=== EXCERPTED RECORDS ===

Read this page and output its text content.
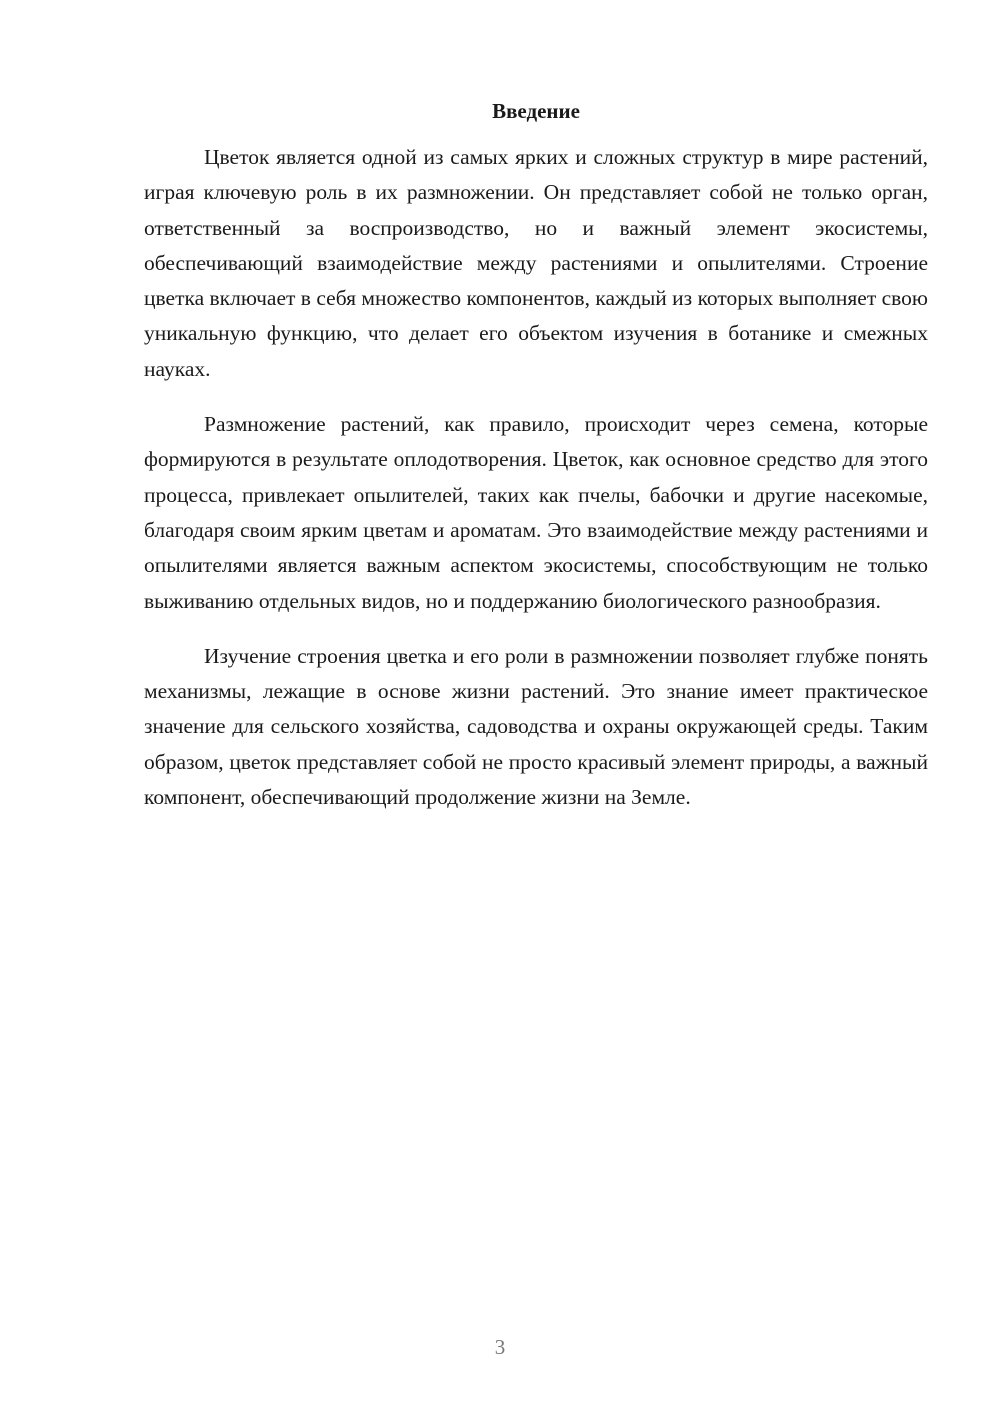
Введение

Цветок является одной из самых ярких и сложных структур в мире растений, играя ключевую роль в их размножении. Он представляет собой не только орган, ответственный за воспроизводство, но и важный элемент экосистемы, обеспечивающий взаимодействие между растениями и опылителями. Строение цветка включает в себя множество компонентов, каждый из которых выполняет свою уникальную функцию, что делает его объектом изучения в ботанике и смежных науках.

Размножение растений, как правило, происходит через семена, которые формируются в результате оплодотворения. Цветок, как основное средство для этого процесса, привлекает опылителей, таких как пчелы, бабочки и другие насекомые, благодаря своим ярким цветам и ароматам. Это взаимодействие между растениями и опылителями является важным аспектом экосистемы, способствующим не только выживанию отдельных видов, но и поддержанию биологического разнообразия.

Изучение строения цветка и его роли в размножении позволяет глубже понять механизмы, лежащие в основе жизни растений. Это знание имеет практическое значение для сельского хозяйства, садоводства и охраны окружающей среды. Таким образом, цветок представляет собой не просто красивый элемент природы, а важный компонент, обеспечивающий продолжение жизни на Земле.

3
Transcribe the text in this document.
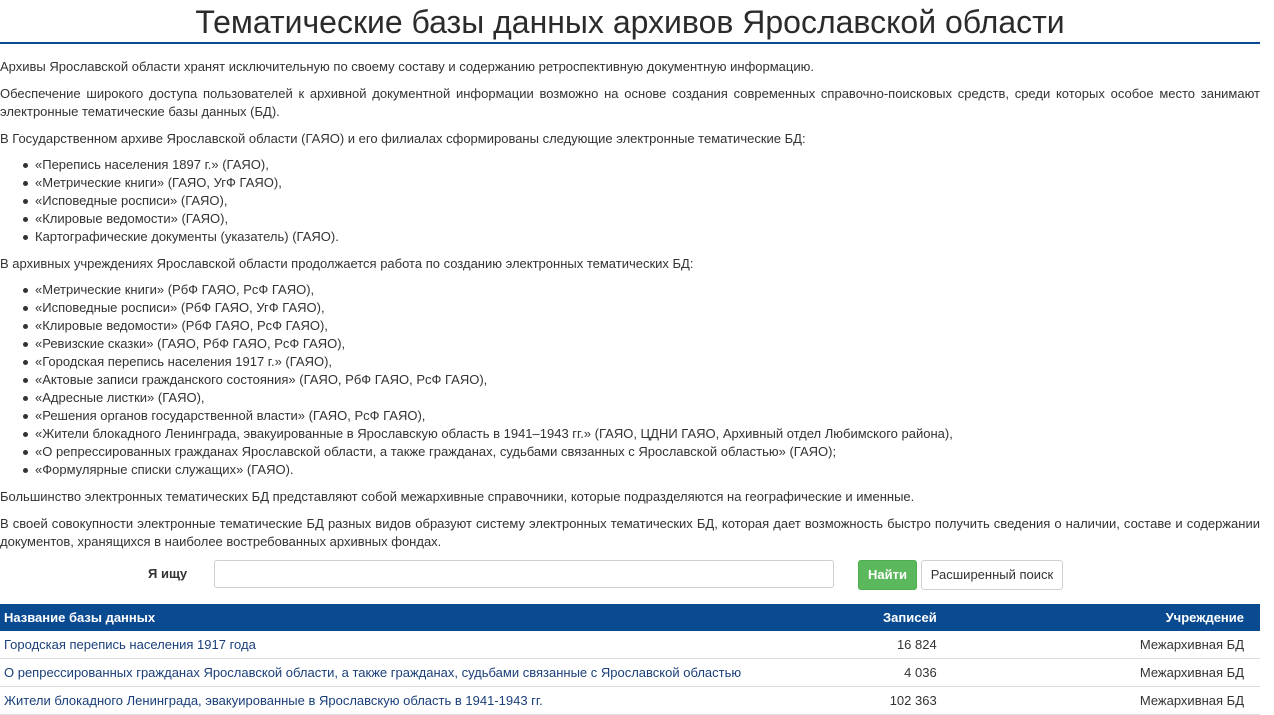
Тематические базы данных архивов Ярославской области

Архивы Ярославской области хранят исключительную по своему составу и содержанию ретроспективную документную информацию.

Обеспечение широкого доступа пользователей к архивной документной информации возможно на основе создания современных справочно-поисковых средств, среди которых особое место занимают электронные тематические базы данных (БД).

В Государственном архиве Ярославской области (ГАЯО) и его филиалах сформированы следующие электронные тематические БД:

«Перепись населения 1897 г.» (ГАЯО),
«Метрические книги» (ГАЯО, УгФ ГАЯО),
«Исповедные росписи» (ГАЯО),
«Клировые ведомости» (ГАЯО),
Картографические документы (указатель) (ГАЯО).

В архивных учреждениях Ярославской области продолжается работа по созданию электронных тематических БД:

«Метрические книги» (РбФ ГАЯО, РсФ ГАЯО),
«Исповедные росписи» (РбФ ГАЯО, УгФ ГАЯО),
«Клировые ведомости» (РбФ ГАЯО, РсФ ГАЯО),
«Ревизские сказки» (ГАЯО, РбФ ГАЯО, РсФ ГАЯО),
«Городская перепись населения 1917 г.» (ГАЯО),
«Актовые записи гражданского состояния» (ГАЯО, РбФ ГАЯО, РсФ ГАЯО),
«Адресные листки» (ГАЯО),
«Решения органов государственной власти» (ГАЯО, РсФ ГАЯО),
«Жители блокадного Ленинграда, эвакуированные в Ярославскую область в 1941–1943 гг.» (ГАЯО, ЦДНИ ГАЯО, Архивный отдел Любимского района),
«О репрессированных гражданах Ярославской области, а также гражданах, судьбами связанных с Ярославской областью» (ГАЯО);
«Формулярные списки служащих» (ГАЯО).

Большинство электронных тематических БД представляют собой межархивные справочники, которые подразделяются на географические и именные.

В своей совокупности электронные тематические БД разных видов образуют систему электронных тематических БД, которая дает возможность быстро получить сведения о наличии, составе и содержании документов, хранящихся в наиболее востребованных архивных фондах.

Я ищу	Найти	Расширенный поиск
Название базы данных	Записей	Учреждение
Городская перепись населения 1917 года	16 824	Межархивная БД
О репрессированных гражданах Ярославской области, а также гражданах, судьбами связанные с Ярославской областью	4 036	Межархивная БД
Жители блокадного Ленинграда, эвакуированные в Ярославскую область в 1941-1943 гг.	102 363	Межархивная БД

===

#### TASK INSTRUCTIONS
Transcribe the listing in full. Omit the pictures and keep every line exact.

#### REPLY TO THE TASK
Read this page and output its text content.
Введение

Цветок является одной из самых ярких и сложных структур в мире растений, играя ключевую роль в их размножении. Он представляет собой не только орган, ответственный за воспроизводство, но и важный элемент экосистемы, обеспечивающий взаимодействие между растениями и опылителями. Строение цветка включает в себя множество компонентов, каждый из которых выполняет свою уникальную функцию, что делает его объектом изучения в ботанике и смежных науках.

Размножение растений, как правило, происходит через семена, которые формируются в результате оплодотворения. Цветок, как основное средство для этого процесса, привлекает опылителей, таких как пчелы, бабочки и другие насекомые, благодаря своим ярким цветам и ароматам. Это взаимодействие между растениями и опылителями является важным аспектом экосистемы, способствующим не только выживанию отдельных видов, но и поддержанию биологического разнообразия.

Изучение строения цветка и его роли в размножении позволяет глубже понять механизмы, лежащие в основе жизни растений. Это знание имеет практическое значение для сельского хозяйства, садоводства и охраны окружающей среды. Таким образом, цветок представляет собой не просто красивый элемент природы, а важный компонент, обеспечивающий продолжение жизни на Земле.

3
Transcribe the text in this document.
Тематические базы данных архивов Ярославской области

Архивы Ярославской области хранят исключительную по своему составу и содержанию ретроспективную документную информацию.

Обеспечение широкого доступа пользователей к архивной документной информации возможно на основе создания современных справочно-поисковых средств, среди которых особое место занимают электронные тематические базы данных (БД).

В Государственном архиве Ярославской области (ГАЯО) и его филиалах сформированы следующие электронные тематические БД:

«Перепись населения 1897 г.» (ГАЯО),
«Метрические книги» (ГАЯО, УгФ ГАЯО),
«Исповедные росписи» (ГАЯО),
«Клировые ведомости» (ГАЯО),
Картографические документы (указатель) (ГАЯО).

В архивных учреждениях Ярославской области продолжается работа по созданию электронных тематических БД:

«Метрические книги» (РбФ ГАЯО, РсФ ГАЯО),
«Исповедные росписи» (РбФ ГАЯО, УгФ ГАЯО),
«Клировые ведомости» (РбФ ГАЯО, РсФ ГАЯО),
«Ревизские сказки» (ГАЯО, РбФ ГАЯО, РсФ ГАЯО),
«Городская перепись населения 1917 г.» (ГАЯО),
«Актовые записи гражданского состояния» (ГАЯО, РбФ ГАЯО, РсФ ГАЯО),
«Адресные листки» (ГАЯО),
«Решения органов государственной власти» (ГАЯО, РсФ ГАЯО),
«Жители блокадного Ленинграда, эвакуированные в Ярославскую область в 1941–1943 гг.» (ГАЯО, ЦДНИ ГАЯО, Архивный отдел Любимского района),
«О репрессированных гражданах Ярославской области, а также гражданах, судьбами связанных с Ярославской областью» (ГАЯО);
«Формулярные списки служащих» (ГАЯО).

Большинство электронных тематических БД представляют собой межархивные справочники, которые подразделяются на географические и именные.

В своей совокупности электронные тематические БД разных видов образуют систему электронных тематических БД, которая дает возможность быстро получить сведения о наличии, составе и содержании документов, хранящихся в наиболее востребованных архивных фондах.

Я ищу	Найти	Расширенный поиск
Название базы данных	Записей	Учреждение
Городская перепись населения 1917 года	16 824	Межархивная БД
О репрессированных гражданах Ярославской области, а также гражданах, судьбами связанные с Ярославской областью	4 036	Межархивная БД
Жители блокадного Ленинграда, эвакуированные в Ярославскую область в 1941-1943 гг.	102 363	Межархивная БД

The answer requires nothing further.